**Directive:** Repeat the part of the Containerized Service Delivery Platform description that opens with the words containing "- WSGI Server" and closes with "scheduled requests (Multi-processing)".

**** Passage ****

This repository was created to share high-level details of one of my original applications that I planned, designed, and developed from scratch in my professional environment.
The level of information here is limited based on permissions granted by my manager.
- 1. Introduction
- 2. Project Overview
- 3. Service Features
- 4. Asynchronous Processing with Celery
- 5. Featured Use Cases
Containerized Service Delivery Platform (Microservices) is a scalable multi-container Docker application which delivers remote users a collection of containerized QA applications as a "per-user" on-demand service.
Once a new containerized service is built and published onto it, users can control/manage their own dedicated containers by quickly starting the service via the Restful API interface, and can consume those service features by directly accessing the container's routable IPv4/v6 addresses.
Each containerized service is designed to achieve a specific goal during QA testing. Therefore services are highly disposable and are expected to serve for short period of time - Containers can be quickly spun up, and can be deleted once the job is done.
Although Docker is one of the core technologies used for the application, users don't need to know or have any Docker skills to consume services since all interactions between users and the application are done via Restful APIs. Moreover, client CLI tool abstracts API requests by converting them to intuitive commands: <service_name> + <action> + [options]
The application consists of multiple containerized nodes which are managed with docker-compose
. Some components can be easily scaled up with scale
option. eg. docker-compose up --scale api_gateway=2 celery_worker=3
Building Blocks
-
Nginx (nginx:alpine)
- Reverse proxy
- Load balance requests
-
Flask/Gunicorn (python:3.6-alpine)
- Restful API Gateway
- Python Flask application (per-service modular architecture)
- WSGI Server with asynchronous Gevent workers and Celery producers
-
RabbitMQ (rabbitmq:alpine)
- Message broker for Celery tasks
- Message broker for result push notifications
-
Celery workers (python:3.6-alpine)
- Task queues for real-time service requests (Multi-threading)
- Task queues for scheduled requests (Multi-processing)
- Docker client (Access dockerd through mounted /var/run/docker.sock)
-
Redis (redis:alpine)
- Result backend for Celery
- in-memory database
The application delivers containerized per-user services on-demand. Each service consists of one or more containers which other users can't touch. Since those containers are connected to the external IPv4/v6 dual-stack Macvlan network, each container has routable IPv4/v6 addresses, and exposed port numbers can be overlapped among other containers for the service, or other users' containers.

**** Dataset extract ****

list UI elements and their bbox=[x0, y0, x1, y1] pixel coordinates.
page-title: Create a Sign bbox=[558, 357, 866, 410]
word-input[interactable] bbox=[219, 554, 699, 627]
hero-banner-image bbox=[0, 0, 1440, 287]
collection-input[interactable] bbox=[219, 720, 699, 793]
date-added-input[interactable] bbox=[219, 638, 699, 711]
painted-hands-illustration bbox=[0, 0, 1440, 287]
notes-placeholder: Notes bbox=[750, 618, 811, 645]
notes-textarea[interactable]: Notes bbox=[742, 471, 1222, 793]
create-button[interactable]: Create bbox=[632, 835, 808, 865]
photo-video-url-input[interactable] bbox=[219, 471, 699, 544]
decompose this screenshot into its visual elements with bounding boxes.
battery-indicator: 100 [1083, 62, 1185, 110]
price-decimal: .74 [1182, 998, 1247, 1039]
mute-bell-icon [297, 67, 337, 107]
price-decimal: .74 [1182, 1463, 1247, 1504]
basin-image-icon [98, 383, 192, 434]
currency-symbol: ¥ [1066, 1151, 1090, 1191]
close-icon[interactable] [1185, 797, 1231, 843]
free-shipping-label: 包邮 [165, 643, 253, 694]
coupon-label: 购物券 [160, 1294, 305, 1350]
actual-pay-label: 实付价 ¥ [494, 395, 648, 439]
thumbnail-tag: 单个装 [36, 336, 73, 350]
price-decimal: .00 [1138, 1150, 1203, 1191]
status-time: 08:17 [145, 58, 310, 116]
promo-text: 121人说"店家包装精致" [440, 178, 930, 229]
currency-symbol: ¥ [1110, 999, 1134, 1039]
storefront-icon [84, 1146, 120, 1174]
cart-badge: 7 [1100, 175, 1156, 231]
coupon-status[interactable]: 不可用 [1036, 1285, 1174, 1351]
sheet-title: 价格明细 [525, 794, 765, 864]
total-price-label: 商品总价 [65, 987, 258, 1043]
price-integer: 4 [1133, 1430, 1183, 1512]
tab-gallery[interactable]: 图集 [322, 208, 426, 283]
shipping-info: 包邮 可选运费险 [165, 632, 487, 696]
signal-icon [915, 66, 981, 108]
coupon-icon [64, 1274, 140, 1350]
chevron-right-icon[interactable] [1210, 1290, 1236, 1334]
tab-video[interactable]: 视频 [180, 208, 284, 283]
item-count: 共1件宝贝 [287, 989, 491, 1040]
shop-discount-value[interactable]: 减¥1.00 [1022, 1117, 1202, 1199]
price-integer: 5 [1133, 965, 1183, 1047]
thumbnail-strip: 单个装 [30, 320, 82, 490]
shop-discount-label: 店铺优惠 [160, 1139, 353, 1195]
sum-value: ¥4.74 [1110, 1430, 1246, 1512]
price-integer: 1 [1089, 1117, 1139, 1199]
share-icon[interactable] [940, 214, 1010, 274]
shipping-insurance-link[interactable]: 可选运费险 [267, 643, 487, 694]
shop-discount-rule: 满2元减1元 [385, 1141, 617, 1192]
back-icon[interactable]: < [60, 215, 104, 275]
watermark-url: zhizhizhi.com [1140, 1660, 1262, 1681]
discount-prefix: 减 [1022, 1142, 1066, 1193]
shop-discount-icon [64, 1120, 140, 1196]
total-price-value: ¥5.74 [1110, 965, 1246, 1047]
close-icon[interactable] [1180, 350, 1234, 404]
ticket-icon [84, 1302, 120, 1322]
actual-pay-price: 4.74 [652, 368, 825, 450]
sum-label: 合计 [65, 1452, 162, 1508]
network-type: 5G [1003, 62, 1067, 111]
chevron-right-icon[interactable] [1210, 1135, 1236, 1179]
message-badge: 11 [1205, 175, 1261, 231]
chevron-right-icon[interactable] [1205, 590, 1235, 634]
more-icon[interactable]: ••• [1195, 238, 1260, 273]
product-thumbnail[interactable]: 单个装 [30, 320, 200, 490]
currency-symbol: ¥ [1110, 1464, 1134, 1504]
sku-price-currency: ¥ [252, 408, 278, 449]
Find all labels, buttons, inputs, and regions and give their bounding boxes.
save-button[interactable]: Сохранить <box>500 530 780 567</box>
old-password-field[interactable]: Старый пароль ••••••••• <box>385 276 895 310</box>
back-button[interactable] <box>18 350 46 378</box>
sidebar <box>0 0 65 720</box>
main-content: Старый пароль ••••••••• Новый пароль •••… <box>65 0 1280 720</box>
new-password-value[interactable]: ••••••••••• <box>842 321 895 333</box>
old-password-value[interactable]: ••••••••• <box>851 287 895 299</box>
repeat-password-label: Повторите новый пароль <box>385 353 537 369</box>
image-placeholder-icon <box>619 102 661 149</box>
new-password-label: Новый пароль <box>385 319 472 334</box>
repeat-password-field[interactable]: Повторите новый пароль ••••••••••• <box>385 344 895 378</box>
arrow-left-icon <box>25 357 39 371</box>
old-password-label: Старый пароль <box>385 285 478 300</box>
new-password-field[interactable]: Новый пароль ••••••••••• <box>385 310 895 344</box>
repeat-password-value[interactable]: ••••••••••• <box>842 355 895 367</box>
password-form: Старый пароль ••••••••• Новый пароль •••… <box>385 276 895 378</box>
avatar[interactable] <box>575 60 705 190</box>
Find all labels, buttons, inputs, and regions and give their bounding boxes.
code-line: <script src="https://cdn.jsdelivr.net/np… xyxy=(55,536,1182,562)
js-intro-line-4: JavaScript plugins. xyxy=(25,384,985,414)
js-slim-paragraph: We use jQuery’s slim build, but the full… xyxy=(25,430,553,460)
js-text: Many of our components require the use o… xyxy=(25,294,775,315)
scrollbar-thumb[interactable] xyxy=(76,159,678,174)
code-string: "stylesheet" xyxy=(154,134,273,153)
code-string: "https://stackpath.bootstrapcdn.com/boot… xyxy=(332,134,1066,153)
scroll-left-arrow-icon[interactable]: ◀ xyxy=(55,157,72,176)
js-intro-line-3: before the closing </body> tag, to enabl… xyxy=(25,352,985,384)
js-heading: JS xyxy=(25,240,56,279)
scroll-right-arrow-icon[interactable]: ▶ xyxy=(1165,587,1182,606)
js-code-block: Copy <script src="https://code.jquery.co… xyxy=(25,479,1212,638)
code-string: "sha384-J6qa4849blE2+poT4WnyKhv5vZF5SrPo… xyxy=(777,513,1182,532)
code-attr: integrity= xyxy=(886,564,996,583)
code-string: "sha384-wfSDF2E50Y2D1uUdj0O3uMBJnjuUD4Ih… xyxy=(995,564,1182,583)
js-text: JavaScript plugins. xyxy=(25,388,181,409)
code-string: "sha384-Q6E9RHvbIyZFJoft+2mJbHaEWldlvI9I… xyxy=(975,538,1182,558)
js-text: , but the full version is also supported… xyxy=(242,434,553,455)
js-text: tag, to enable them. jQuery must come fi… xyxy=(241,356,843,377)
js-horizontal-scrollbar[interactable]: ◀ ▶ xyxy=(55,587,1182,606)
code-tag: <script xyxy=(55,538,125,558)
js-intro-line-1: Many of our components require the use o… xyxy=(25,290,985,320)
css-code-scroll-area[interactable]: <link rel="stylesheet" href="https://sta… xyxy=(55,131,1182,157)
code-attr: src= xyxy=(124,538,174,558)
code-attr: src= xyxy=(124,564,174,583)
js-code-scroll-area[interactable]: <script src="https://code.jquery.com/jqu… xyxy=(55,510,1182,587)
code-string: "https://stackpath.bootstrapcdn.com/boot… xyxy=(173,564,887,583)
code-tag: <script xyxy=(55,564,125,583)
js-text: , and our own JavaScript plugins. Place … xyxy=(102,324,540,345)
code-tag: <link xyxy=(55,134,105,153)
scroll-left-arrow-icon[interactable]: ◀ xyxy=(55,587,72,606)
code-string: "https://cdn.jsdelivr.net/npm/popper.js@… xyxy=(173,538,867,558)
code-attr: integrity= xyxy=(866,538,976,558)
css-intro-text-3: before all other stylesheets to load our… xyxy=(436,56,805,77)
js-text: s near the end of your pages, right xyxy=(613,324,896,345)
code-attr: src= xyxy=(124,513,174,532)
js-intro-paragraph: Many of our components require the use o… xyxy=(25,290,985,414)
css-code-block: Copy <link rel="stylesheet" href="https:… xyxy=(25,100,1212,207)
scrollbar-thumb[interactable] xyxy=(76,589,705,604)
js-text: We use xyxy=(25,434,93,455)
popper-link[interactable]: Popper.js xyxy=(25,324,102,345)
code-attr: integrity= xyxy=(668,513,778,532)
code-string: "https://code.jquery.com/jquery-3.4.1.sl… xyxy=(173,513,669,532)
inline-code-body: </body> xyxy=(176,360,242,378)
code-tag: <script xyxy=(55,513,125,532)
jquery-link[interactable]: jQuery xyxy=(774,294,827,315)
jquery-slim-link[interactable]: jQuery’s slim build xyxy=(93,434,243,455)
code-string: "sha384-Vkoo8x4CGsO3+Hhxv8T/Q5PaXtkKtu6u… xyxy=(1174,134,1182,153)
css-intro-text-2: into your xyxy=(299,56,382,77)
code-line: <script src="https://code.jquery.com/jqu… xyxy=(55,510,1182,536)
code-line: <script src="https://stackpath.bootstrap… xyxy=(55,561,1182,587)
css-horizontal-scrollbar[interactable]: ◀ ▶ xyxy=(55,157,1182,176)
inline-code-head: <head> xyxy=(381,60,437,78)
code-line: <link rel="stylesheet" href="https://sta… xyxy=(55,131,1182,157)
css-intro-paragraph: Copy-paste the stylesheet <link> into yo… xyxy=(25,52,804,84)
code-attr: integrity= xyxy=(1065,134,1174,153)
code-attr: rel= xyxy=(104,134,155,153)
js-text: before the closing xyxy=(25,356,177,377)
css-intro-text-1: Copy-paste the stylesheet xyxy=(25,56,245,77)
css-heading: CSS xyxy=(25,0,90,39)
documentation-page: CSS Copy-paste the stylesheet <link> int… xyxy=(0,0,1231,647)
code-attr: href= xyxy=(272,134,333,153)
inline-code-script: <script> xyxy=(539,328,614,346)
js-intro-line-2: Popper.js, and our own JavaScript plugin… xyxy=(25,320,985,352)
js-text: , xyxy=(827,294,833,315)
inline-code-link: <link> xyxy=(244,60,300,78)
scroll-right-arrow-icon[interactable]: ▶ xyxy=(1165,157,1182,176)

****

**Task result:**
- WSGI Server with asynchronous Gevent workers and Celery producers
-
RabbitMQ (rabbitmq:alpine)
- Message broker for Celery tasks
- Message broker for result push notifications
-
Celery workers (python:3.6-alpine)
- Task queues for real-time service requests (Multi-threading)
- Task queues for scheduled requests (Multi-processing)